Extracted data entries:
_ _ _ _ _

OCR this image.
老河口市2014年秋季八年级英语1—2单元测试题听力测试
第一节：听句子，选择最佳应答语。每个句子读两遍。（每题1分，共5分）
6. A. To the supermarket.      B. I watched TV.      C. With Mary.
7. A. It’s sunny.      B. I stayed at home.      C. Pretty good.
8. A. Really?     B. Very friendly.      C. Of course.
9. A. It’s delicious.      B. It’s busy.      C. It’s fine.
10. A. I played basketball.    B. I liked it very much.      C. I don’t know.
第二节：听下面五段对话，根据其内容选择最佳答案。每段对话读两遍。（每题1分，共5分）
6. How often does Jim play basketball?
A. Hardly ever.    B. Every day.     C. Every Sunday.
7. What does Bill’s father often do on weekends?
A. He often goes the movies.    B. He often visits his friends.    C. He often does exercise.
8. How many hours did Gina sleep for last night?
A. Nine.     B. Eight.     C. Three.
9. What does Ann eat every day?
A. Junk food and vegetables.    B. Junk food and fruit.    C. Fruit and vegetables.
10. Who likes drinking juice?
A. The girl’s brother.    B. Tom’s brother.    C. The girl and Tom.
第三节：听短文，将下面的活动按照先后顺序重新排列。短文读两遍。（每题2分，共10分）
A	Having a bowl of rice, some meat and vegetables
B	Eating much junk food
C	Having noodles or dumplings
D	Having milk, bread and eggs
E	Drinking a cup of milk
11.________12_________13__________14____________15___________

_ _ _ _ _

Copy out each line of the data where the string "food" appears.

Answer:
A. Junk food and vegetables.    B. Junk food and fruit.    C. Fruit and vegetables.
B	Eating much junk food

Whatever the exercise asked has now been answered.